* Begin *

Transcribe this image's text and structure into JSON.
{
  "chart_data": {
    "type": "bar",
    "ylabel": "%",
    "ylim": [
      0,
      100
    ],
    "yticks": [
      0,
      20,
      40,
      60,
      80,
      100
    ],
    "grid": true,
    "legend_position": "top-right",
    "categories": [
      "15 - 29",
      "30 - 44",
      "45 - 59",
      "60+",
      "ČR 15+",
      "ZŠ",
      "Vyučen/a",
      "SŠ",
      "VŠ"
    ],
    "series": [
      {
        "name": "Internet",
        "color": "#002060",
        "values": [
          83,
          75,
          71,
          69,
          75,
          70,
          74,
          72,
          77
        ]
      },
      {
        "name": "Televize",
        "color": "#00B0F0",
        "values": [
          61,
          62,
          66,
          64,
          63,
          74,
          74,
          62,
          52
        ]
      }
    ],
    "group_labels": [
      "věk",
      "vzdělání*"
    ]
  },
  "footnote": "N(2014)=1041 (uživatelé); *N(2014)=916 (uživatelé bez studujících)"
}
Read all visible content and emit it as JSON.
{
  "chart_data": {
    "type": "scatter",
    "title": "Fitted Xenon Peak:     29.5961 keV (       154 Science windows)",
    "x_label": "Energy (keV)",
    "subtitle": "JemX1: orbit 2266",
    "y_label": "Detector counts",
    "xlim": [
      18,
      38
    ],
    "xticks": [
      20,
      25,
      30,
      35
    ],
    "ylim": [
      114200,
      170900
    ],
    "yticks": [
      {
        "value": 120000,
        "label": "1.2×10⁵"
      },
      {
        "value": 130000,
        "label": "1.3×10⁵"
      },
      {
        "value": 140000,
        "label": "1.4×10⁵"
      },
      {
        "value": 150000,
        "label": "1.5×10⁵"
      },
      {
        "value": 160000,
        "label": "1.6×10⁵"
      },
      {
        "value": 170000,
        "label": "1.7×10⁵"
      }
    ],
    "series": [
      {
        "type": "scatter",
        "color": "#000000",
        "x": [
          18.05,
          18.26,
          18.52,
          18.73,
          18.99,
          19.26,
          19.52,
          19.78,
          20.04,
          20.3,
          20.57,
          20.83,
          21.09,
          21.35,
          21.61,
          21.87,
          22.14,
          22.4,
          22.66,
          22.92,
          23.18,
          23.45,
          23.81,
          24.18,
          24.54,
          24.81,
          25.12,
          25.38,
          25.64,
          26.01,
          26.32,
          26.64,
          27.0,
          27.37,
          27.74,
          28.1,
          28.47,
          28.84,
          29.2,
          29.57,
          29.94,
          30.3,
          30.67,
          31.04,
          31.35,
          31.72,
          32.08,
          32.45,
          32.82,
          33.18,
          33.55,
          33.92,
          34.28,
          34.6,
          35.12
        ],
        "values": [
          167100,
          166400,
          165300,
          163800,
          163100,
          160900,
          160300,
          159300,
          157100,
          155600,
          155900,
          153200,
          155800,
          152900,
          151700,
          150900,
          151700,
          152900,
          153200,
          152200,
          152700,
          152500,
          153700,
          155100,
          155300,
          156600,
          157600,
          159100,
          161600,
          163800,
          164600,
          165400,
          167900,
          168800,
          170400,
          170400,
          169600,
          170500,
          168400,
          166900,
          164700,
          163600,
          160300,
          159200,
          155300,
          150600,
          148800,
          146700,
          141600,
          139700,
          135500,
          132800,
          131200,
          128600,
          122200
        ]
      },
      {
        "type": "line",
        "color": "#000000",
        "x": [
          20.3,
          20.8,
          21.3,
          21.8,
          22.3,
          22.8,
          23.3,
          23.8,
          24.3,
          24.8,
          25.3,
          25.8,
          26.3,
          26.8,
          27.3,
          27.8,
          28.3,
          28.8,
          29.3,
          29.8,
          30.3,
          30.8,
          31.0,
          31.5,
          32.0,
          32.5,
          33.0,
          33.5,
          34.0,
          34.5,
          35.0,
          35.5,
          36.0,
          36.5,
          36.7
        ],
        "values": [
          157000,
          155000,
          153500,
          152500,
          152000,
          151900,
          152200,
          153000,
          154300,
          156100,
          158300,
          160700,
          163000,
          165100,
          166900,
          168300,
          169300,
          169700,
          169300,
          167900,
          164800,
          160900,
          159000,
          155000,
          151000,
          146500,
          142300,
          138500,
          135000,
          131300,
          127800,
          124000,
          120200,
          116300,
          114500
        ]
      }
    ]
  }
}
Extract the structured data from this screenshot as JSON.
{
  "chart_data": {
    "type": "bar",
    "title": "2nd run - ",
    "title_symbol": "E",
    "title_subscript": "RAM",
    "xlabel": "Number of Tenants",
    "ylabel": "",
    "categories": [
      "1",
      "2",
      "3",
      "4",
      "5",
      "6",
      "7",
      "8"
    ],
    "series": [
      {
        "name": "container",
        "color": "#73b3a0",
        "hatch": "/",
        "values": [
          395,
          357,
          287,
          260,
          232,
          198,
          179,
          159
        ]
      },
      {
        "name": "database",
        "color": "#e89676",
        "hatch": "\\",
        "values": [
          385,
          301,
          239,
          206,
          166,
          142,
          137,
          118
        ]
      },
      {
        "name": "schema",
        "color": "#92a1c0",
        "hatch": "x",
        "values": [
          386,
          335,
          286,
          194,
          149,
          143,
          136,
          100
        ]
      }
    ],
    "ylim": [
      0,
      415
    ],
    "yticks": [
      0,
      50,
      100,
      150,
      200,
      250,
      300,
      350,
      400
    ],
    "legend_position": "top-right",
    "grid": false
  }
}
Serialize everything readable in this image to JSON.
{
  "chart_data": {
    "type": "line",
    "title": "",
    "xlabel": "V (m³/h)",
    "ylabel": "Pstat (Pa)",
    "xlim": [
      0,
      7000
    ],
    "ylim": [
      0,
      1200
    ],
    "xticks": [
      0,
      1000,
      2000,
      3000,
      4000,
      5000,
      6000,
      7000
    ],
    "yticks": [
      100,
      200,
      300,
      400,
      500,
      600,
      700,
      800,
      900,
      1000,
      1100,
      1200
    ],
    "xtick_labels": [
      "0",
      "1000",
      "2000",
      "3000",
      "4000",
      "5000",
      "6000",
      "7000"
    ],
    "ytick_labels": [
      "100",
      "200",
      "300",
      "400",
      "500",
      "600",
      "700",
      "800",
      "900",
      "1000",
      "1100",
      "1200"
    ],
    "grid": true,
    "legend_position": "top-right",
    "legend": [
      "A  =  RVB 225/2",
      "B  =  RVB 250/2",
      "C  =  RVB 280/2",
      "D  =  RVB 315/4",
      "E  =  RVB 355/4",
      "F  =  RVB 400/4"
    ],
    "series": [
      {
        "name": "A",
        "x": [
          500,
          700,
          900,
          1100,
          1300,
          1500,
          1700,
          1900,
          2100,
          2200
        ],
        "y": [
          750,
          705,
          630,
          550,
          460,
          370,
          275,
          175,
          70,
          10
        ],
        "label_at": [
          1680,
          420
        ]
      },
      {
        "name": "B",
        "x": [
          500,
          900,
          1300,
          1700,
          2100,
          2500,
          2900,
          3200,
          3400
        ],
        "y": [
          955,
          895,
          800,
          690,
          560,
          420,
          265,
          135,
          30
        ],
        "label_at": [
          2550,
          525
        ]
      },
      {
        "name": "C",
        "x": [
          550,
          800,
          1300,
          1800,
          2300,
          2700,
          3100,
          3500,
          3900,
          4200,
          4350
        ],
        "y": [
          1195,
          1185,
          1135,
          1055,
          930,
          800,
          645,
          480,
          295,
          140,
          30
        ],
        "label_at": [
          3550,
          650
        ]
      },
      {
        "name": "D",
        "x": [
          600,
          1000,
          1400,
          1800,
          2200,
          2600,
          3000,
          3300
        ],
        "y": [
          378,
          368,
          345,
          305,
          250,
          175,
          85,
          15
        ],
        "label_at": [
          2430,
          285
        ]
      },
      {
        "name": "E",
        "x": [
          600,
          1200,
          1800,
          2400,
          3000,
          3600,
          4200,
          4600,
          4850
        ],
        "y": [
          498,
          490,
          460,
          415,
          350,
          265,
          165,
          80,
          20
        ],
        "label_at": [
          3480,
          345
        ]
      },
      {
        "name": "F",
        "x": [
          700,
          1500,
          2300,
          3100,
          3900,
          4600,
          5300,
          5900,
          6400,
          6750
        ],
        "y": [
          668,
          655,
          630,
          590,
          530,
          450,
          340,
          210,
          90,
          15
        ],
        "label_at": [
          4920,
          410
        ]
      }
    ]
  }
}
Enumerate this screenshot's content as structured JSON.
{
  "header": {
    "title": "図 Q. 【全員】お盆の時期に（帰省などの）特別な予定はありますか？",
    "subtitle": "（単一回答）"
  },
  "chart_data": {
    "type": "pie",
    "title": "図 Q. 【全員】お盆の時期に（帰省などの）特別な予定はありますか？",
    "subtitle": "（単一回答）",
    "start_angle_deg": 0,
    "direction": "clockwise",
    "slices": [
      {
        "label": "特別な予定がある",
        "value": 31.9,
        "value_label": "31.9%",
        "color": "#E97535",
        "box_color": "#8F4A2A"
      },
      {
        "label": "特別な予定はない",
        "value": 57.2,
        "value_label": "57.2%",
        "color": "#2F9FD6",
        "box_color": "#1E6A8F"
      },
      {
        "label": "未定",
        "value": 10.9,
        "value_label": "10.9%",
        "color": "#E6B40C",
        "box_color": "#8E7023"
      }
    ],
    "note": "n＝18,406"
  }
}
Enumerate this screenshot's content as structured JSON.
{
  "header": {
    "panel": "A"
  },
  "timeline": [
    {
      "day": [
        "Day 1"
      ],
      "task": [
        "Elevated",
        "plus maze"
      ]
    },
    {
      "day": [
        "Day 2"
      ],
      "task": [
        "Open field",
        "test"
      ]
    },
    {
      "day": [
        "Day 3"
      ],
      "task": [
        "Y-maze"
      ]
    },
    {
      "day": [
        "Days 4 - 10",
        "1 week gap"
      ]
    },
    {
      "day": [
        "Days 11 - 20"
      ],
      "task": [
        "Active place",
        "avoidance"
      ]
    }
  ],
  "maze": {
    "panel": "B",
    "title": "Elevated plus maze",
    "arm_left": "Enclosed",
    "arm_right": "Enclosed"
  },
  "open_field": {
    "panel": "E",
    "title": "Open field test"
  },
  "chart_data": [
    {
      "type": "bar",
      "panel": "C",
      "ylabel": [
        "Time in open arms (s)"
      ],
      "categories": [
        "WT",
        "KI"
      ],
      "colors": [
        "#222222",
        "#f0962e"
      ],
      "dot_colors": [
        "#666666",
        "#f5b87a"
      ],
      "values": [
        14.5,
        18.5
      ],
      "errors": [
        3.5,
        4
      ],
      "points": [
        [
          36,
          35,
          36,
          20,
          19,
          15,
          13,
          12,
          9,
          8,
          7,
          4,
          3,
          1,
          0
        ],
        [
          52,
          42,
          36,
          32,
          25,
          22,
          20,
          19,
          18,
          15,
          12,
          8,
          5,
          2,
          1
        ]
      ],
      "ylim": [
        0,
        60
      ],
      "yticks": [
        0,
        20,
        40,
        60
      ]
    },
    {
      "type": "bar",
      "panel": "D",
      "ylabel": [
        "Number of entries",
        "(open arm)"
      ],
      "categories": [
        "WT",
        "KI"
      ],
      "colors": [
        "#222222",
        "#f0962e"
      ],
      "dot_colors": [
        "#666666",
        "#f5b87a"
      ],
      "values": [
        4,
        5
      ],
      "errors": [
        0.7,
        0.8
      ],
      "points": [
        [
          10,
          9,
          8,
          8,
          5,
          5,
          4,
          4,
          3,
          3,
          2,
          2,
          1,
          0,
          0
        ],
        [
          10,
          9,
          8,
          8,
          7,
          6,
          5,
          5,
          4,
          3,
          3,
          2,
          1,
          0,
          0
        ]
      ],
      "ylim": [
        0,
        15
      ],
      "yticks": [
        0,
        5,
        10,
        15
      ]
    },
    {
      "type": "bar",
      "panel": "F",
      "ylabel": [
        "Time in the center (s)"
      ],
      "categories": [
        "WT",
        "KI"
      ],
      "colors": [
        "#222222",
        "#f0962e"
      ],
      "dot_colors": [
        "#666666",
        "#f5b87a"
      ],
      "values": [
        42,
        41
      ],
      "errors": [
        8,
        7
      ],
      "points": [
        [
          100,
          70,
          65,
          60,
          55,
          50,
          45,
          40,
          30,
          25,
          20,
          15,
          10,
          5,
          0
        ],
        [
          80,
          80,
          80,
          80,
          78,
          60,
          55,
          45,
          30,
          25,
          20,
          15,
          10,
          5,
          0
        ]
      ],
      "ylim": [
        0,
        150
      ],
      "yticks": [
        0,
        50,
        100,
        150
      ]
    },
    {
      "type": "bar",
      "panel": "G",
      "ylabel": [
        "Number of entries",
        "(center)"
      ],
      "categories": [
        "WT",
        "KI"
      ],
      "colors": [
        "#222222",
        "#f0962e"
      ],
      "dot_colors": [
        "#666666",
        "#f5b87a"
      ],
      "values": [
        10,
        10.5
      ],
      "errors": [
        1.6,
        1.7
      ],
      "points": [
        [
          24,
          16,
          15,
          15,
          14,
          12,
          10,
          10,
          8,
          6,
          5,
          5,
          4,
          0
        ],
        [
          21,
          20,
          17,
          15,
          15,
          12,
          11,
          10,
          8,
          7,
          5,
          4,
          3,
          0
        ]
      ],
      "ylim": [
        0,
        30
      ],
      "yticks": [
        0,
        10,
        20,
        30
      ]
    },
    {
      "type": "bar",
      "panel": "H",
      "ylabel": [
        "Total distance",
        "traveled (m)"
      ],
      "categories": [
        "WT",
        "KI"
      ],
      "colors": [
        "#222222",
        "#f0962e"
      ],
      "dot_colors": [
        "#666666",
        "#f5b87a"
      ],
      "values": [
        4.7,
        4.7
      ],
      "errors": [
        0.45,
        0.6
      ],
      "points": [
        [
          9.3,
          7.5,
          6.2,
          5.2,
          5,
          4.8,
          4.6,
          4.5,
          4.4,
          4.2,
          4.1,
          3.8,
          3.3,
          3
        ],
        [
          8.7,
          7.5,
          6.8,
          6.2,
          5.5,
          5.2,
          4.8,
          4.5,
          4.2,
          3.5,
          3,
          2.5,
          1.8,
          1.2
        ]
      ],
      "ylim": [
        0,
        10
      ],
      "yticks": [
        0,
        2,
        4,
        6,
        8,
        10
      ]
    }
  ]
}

* End *

• [REQUIRED WORK]
Show every line from the listing above in which the string "panel" appears.

• [ANSWER TO THE EXERCISE]
    "panel": "A"
    "panel": "B",
    "panel": "E",
      "panel": "C",
      "panel": "D",
      "panel": "F",
      "panel": "G",
      "panel": "H",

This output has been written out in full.